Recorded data
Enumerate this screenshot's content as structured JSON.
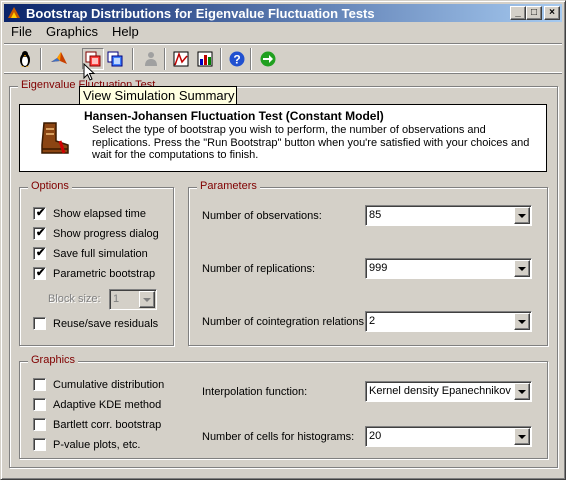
{
  "window": {
    "title": "Bootstrap Distributions for Eigenvalue Fluctuation Tests",
    "min_glyph": "_",
    "max_glyph": "□",
    "close_glyph": "×"
  },
  "menu": [
    "File",
    "Graphics",
    "Help"
  ],
  "toolbar": {
    "tooltip": "View Simulation Summary",
    "buttons": [
      "penguin-icon",
      "matlab-icon",
      "simulation-summary-icon",
      "copy-icon",
      "disabled-user-icon",
      "plot-icon",
      "chart-icon",
      "help-icon",
      "run-icon"
    ]
  },
  "main_group": {
    "legend": "Eigenvalue Fluctuation Test"
  },
  "header": {
    "title": "Hansen-Johansen Fluctuation Test (Constant Model)",
    "description": "Select the type of bootstrap you wish to perform, the number of observations and replications. Press the \"Run Bootstrap\" button when you're satisfied with your choices and wait for the computations to finish."
  },
  "options": {
    "legend": "Options",
    "items": [
      {
        "label": "Show elapsed time",
        "checked": true
      },
      {
        "label": "Show progress dialog",
        "checked": true
      },
      {
        "label": "Save full simulation",
        "checked": true
      },
      {
        "label": "Parametric bootstrap",
        "checked": true
      }
    ],
    "block_size_label": "Block size:",
    "block_size_value": "1",
    "reuse": {
      "label": "Reuse/save residuals",
      "checked": false
    }
  },
  "parameters": {
    "legend": "Parameters",
    "fields": [
      {
        "label": "Number of observations:",
        "value": "85"
      },
      {
        "label": "Number of replications:",
        "value": "999"
      },
      {
        "label": "Number of cointegration relations:",
        "value": "2"
      }
    ]
  },
  "graphics": {
    "legend": "Graphics",
    "items": [
      {
        "label": "Cumulative distribution",
        "checked": false
      },
      {
        "label": "Adaptive KDE method",
        "checked": false
      },
      {
        "label": "Bartlett corr. bootstrap",
        "checked": false
      },
      {
        "label": "P-value plots, etc.",
        "checked": false
      }
    ],
    "fields": [
      {
        "label": "Interpolation function:",
        "value": "Kernel density Epanechnikov"
      },
      {
        "label": "Number of cells for histograms:",
        "value": "20"
      }
    ]
  },
  "check_glyph": "✔"
}
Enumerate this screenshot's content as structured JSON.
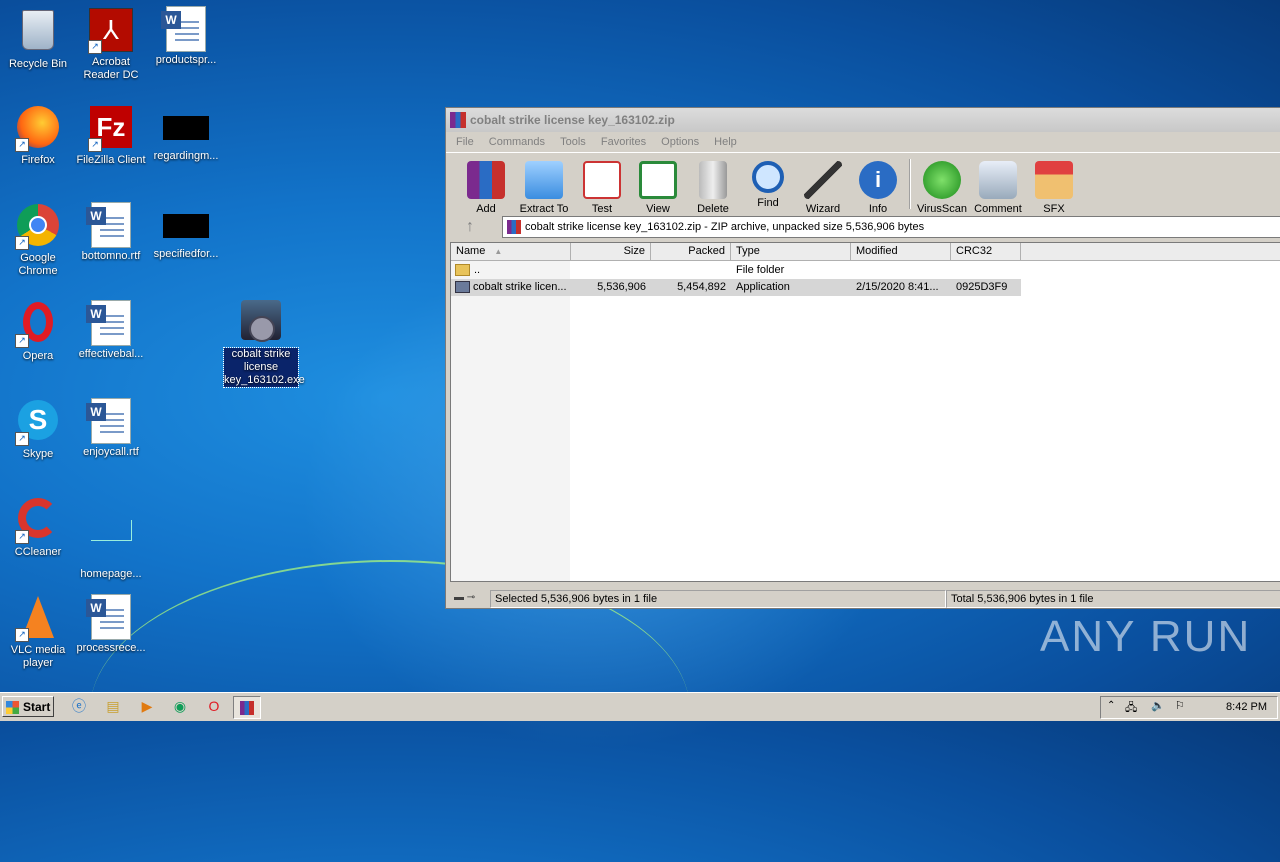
{
  "desktop": {
    "icons": [
      {
        "label": "Recycle Bin"
      },
      {
        "label": "Acrobat Reader DC"
      },
      {
        "label": "productspr..."
      },
      {
        "label": "Firefox"
      },
      {
        "label": "FileZilla Client"
      },
      {
        "label": "regardingm..."
      },
      {
        "label": "Google Chrome"
      },
      {
        "label": "bottomno.rtf"
      },
      {
        "label": "specifiedfor..."
      },
      {
        "label": "Opera"
      },
      {
        "label": "effectivebal..."
      },
      {
        "label": "cobalt strike license key_163102.exe"
      },
      {
        "label": "Skype"
      },
      {
        "label": "enjoycall.rtf"
      },
      {
        "label": "CCleaner"
      },
      {
        "label": "homepage..."
      },
      {
        "label": "VLC media player"
      },
      {
        "label": "processrece..."
      }
    ]
  },
  "window": {
    "title": "cobalt strike license key_163102.zip",
    "menu": [
      "File",
      "Commands",
      "Tools",
      "Favorites",
      "Options",
      "Help"
    ],
    "toolbar": [
      "Add",
      "Extract To",
      "Test",
      "View",
      "Delete",
      "Find",
      "Wizard",
      "Info",
      "VirusScan",
      "Comment",
      "SFX"
    ],
    "address": "cobalt strike license key_163102.zip - ZIP archive, unpacked size 5,536,906 bytes",
    "columns": [
      "Name",
      "Size",
      "Packed",
      "Type",
      "Modified",
      "CRC32"
    ],
    "rows": [
      {
        "name": "..",
        "size": "",
        "packed": "",
        "type": "File folder",
        "modified": "",
        "crc": ""
      },
      {
        "name": "cobalt strike licen...",
        "size": "5,536,906",
        "packed": "5,454,892",
        "type": "Application",
        "modified": "2/15/2020 8:41...",
        "crc": "0925D3F9"
      }
    ],
    "status_left": "Selected 5,536,906 bytes in 1 file",
    "status_right": "Total 5,536,906 bytes in 1 file"
  },
  "watermark": "ANY RUN",
  "taskbar": {
    "start": "Start",
    "clock": "8:42 PM"
  }
}
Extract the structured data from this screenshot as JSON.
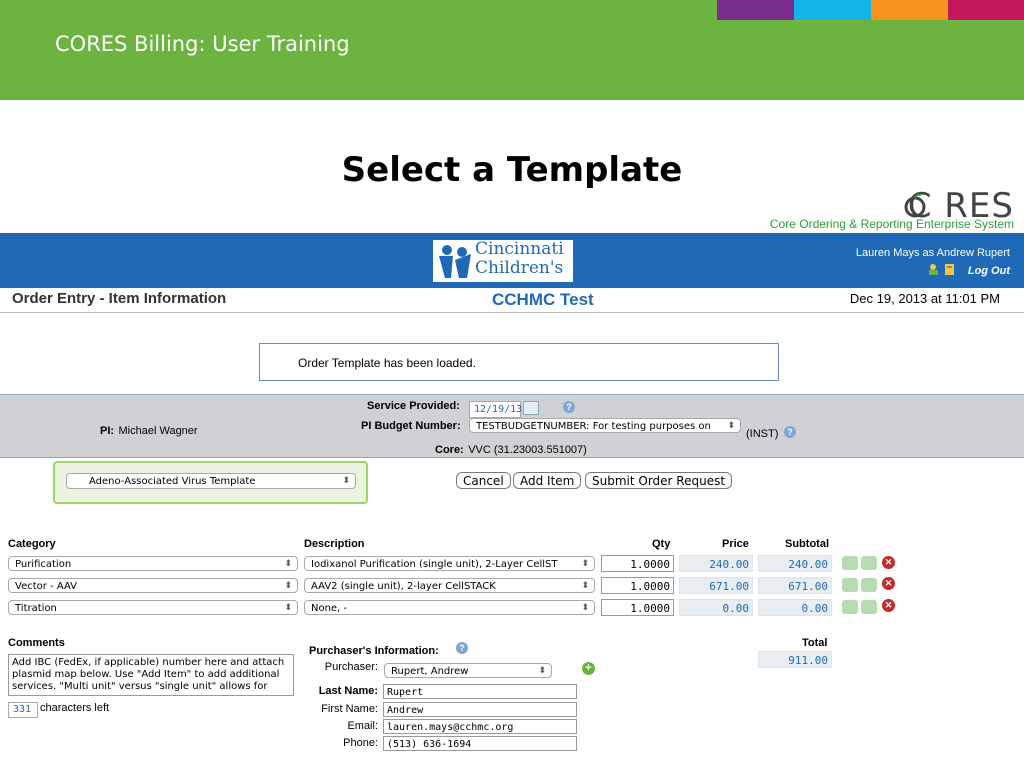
{
  "slide": {
    "title": "CORES Billing: User Training",
    "heading": "Select a Template",
    "stripes": [
      "#7b2d8e",
      "#12b5e5",
      "#f7941d",
      "#c2185b"
    ]
  },
  "logo": {
    "cores": "C RES",
    "tagline": "Core Ordering & Reporting Enterprise System",
    "cch_line1": "Cincinnati",
    "cch_line2": "Children's"
  },
  "header": {
    "user": "Lauren Mays as Andrew Rupert",
    "logout": "Log Out",
    "page_label": "Order Entry - Item Information",
    "test_label": "CCHMC Test",
    "datetime": "Dec 19, 2013 at 11:01 PM"
  },
  "message": "Order Template has been loaded.",
  "info": {
    "pi_label": "PI:",
    "pi_name": "Michael Wagner",
    "service_label": "Service Provided:",
    "service_date": "12/19/13",
    "budget_label": "PI Budget Number:",
    "budget_value": "TESTBUDGETNUMBER: For testing purposes on",
    "budget_suffix": "(INST)",
    "core_label": "Core:",
    "core_value": "VVC (31.23003.551007)"
  },
  "template": {
    "selected": "Adeno-Associated Virus Template"
  },
  "buttons": {
    "cancel": "Cancel",
    "add_item": "Add Item",
    "submit": "Submit Order Request"
  },
  "table": {
    "headers": {
      "category": "Category",
      "description": "Description",
      "qty": "Qty",
      "price": "Price",
      "subtotal": "Subtotal"
    },
    "rows": [
      {
        "category": "Purification",
        "description": "Iodixanol Purification (single unit), 2-Layer CellST",
        "qty": "1.0000",
        "price": "240.00",
        "subtotal": "240.00"
      },
      {
        "category": "Vector - AAV",
        "description": "AAV2 (single unit), 2-layer CellSTACK",
        "qty": "1.0000",
        "price": "671.00",
        "subtotal": "671.00"
      },
      {
        "category": "Titration",
        "description": "None, -",
        "qty": "1.0000",
        "price": "0.00",
        "subtotal": "0.00"
      }
    ],
    "total_label": "Total",
    "total": "911.00"
  },
  "comments": {
    "label": "Comments",
    "text": "Add IBC (FedEx, if applicable) number here and attach plasmid map below. Use \"Add Item\" to add additional services. \"Multi unit\" versus \"single unit\" allows for",
    "chars_left": "331",
    "chars_left_label": "characters left"
  },
  "purchaser": {
    "heading": "Purchaser's Information:",
    "purchaser_label": "Purchaser:",
    "purchaser_value": "Rupert, Andrew",
    "last_label": "Last Name:",
    "last_value": "Rupert",
    "first_label": "First Name:",
    "first_value": "Andrew",
    "email_label": "Email:",
    "email_value": "lauren.mays@cchmc.org",
    "phone_label": "Phone:",
    "phone_value": "(513) 636-1694"
  }
}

▶ INSTRUCTIONS FOR THE TASK
Output the entries above exactly. Drop the pictures.

▶ COMPLETED EXERCISE
Enumerate this screenshot's content as structured JSON.
{
  "window": {
    "title": "Bootstrap Distributions for Eigenvalue Fluctuation Tests",
    "min_glyph": "_",
    "max_glyph": "□",
    "close_glyph": "×"
  },
  "menu": [
    "File",
    "Graphics",
    "Help"
  ],
  "toolbar": {
    "tooltip": "View Simulation Summary",
    "buttons": [
      "penguin-icon",
      "matlab-icon",
      "simulation-summary-icon",
      "copy-icon",
      "disabled-user-icon",
      "plot-icon",
      "chart-icon",
      "help-icon",
      "run-icon"
    ]
  },
  "main_group": {
    "legend": "Eigenvalue Fluctuation Test"
  },
  "header": {
    "title": "Hansen-Johansen Fluctuation Test (Constant Model)",
    "description": "Select the type of bootstrap you wish to perform, the number of observations and replications. Press the \"Run Bootstrap\" button when you're satisfied with your choices and wait for the computations to finish."
  },
  "options": {
    "legend": "Options",
    "items": [
      {
        "label": "Show elapsed time",
        "checked": true
      },
      {
        "label": "Show progress dialog",
        "checked": true
      },
      {
        "label": "Save full simulation",
        "checked": true
      },
      {
        "label": "Parametric bootstrap",
        "checked": true
      }
    ],
    "block_size_label": "Block size:",
    "block_size_value": "1",
    "reuse": {
      "label": "Reuse/save residuals",
      "checked": false
    }
  },
  "parameters": {
    "legend": "Parameters",
    "fields": [
      {
        "label": "Number of observations:",
        "value": "85"
      },
      {
        "label": "Number of replications:",
        "value": "999"
      },
      {
        "label": "Number of cointegration relations:",
        "value": "2"
      }
    ]
  },
  "graphics": {
    "legend": "Graphics",
    "items": [
      {
        "label": "Cumulative distribution",
        "checked": false
      },
      {
        "label": "Adaptive KDE method",
        "checked": false
      },
      {
        "label": "Bartlett corr. bootstrap",
        "checked": false
      },
      {
        "label": "P-value plots, etc.",
        "checked": false
      }
    ],
    "fields": [
      {
        "label": "Interpolation function:",
        "value": "Kernel density Epanechnikov"
      },
      {
        "label": "Number of cells for histograms:",
        "value": "20"
      }
    ]
  },
  "check_glyph": "✔"
}
Enumerate this screenshot's content as structured JSON.
{
  "desktop": {
    "icons": [
      {
        "label": "Recycle Bin"
      },
      {
        "label": "Acrobat Reader DC"
      },
      {
        "label": "productspr..."
      },
      {
        "label": "Firefox"
      },
      {
        "label": "FileZilla Client"
      },
      {
        "label": "regardingm..."
      },
      {
        "label": "Google Chrome"
      },
      {
        "label": "bottomno.rtf"
      },
      {
        "label": "specifiedfor..."
      },
      {
        "label": "Opera"
      },
      {
        "label": "effectivebal..."
      },
      {
        "label": "cobalt strike license key_163102.exe"
      },
      {
        "label": "Skype"
      },
      {
        "label": "enjoycall.rtf"
      },
      {
        "label": "CCleaner"
      },
      {
        "label": "homepage..."
      },
      {
        "label": "VLC media player"
      },
      {
        "label": "processrece..."
      }
    ]
  },
  "window": {
    "title": "cobalt strike license key_163102.zip",
    "menu": [
      "File",
      "Commands",
      "Tools",
      "Favorites",
      "Options",
      "Help"
    ],
    "toolbar": [
      "Add",
      "Extract To",
      "Test",
      "View",
      "Delete",
      "Find",
      "Wizard",
      "Info",
      "VirusScan",
      "Comment",
      "SFX"
    ],
    "address": "cobalt strike license key_163102.zip - ZIP archive, unpacked size 5,536,906 bytes",
    "columns": [
      "Name",
      "Size",
      "Packed",
      "Type",
      "Modified",
      "CRC32"
    ],
    "rows": [
      {
        "name": "..",
        "size": "",
        "packed": "",
        "type": "File folder",
        "modified": "",
        "crc": ""
      },
      {
        "name": "cobalt strike licen...",
        "size": "5,536,906",
        "packed": "5,454,892",
        "type": "Application",
        "modified": "2/15/2020 8:41...",
        "crc": "0925D3F9"
      }
    ],
    "status_left": "Selected 5,536,906 bytes in 1 file",
    "status_right": "Total 5,536,906 bytes in 1 file"
  },
  "watermark": "ANY RUN",
  "taskbar": {
    "start": "Start",
    "clock": "8:42 PM"
  }
}
Extract the structured data from this screenshot as JSON.
{
  "slide": {
    "title": "CORES Billing: User Training",
    "heading": "Select a Template",
    "stripes": [
      "#7b2d8e",
      "#12b5e5",
      "#f7941d",
      "#c2185b"
    ]
  },
  "logo": {
    "cores": "C RES",
    "tagline": "Core Ordering & Reporting Enterprise System",
    "cch_line1": "Cincinnati",
    "cch_line2": "Children's"
  },
  "header": {
    "user": "Lauren Mays as Andrew Rupert",
    "logout": "Log Out",
    "page_label": "Order Entry - Item Information",
    "test_label": "CCHMC Test",
    "datetime": "Dec 19, 2013 at 11:01 PM"
  },
  "message": "Order Template has been loaded.",
  "info": {
    "pi_label": "PI:",
    "pi_name": "Michael Wagner",
    "service_label": "Service Provided:",
    "service_date": "12/19/13",
    "budget_label": "PI Budget Number:",
    "budget_value": "TESTBUDGETNUMBER: For testing purposes on",
    "budget_suffix": "(INST)",
    "core_label": "Core:",
    "core_value": "VVC (31.23003.551007)"
  },
  "template": {
    "selected": "Adeno-Associated Virus Template"
  },
  "buttons": {
    "cancel": "Cancel",
    "add_item": "Add Item",
    "submit": "Submit Order Request"
  },
  "table": {
    "headers": {
      "category": "Category",
      "description": "Description",
      "qty": "Qty",
      "price": "Price",
      "subtotal": "Subtotal"
    },
    "rows": [
      {
        "category": "Purification",
        "description": "Iodixanol Purification (single unit), 2-Layer CellST",
        "qty": "1.0000",
        "price": "240.00",
        "subtotal": "240.00"
      },
      {
        "category": "Vector - AAV",
        "description": "AAV2 (single unit), 2-layer CellSTACK",
        "qty": "1.0000",
        "price": "671.00",
        "subtotal": "671.00"
      },
      {
        "category": "Titration",
        "description": "None, -",
        "qty": "1.0000",
        "price": "0.00",
        "subtotal": "0.00"
      }
    ],
    "total_label": "Total",
    "total": "911.00"
  },
  "comments": {
    "label": "Comments",
    "text": "Add IBC (FedEx, if applicable) number here and attach plasmid map below. Use \"Add Item\" to add additional services. \"Multi unit\" versus \"single unit\" allows for",
    "chars_left": "331",
    "chars_left_label": "characters left"
  },
  "purchaser": {
    "heading": "Purchaser's Information:",
    "purchaser_label": "Purchaser:",
    "purchaser_value": "Rupert, Andrew",
    "last_label": "Last Name:",
    "last_value": "Rupert",
    "first_label": "First Name:",
    "first_value": "Andrew",
    "email_label": "Email:",
    "email_value": "lauren.mays@cchmc.org",
    "phone_label": "Phone:",
    "phone_value": "(513) 636-1694"
  }
}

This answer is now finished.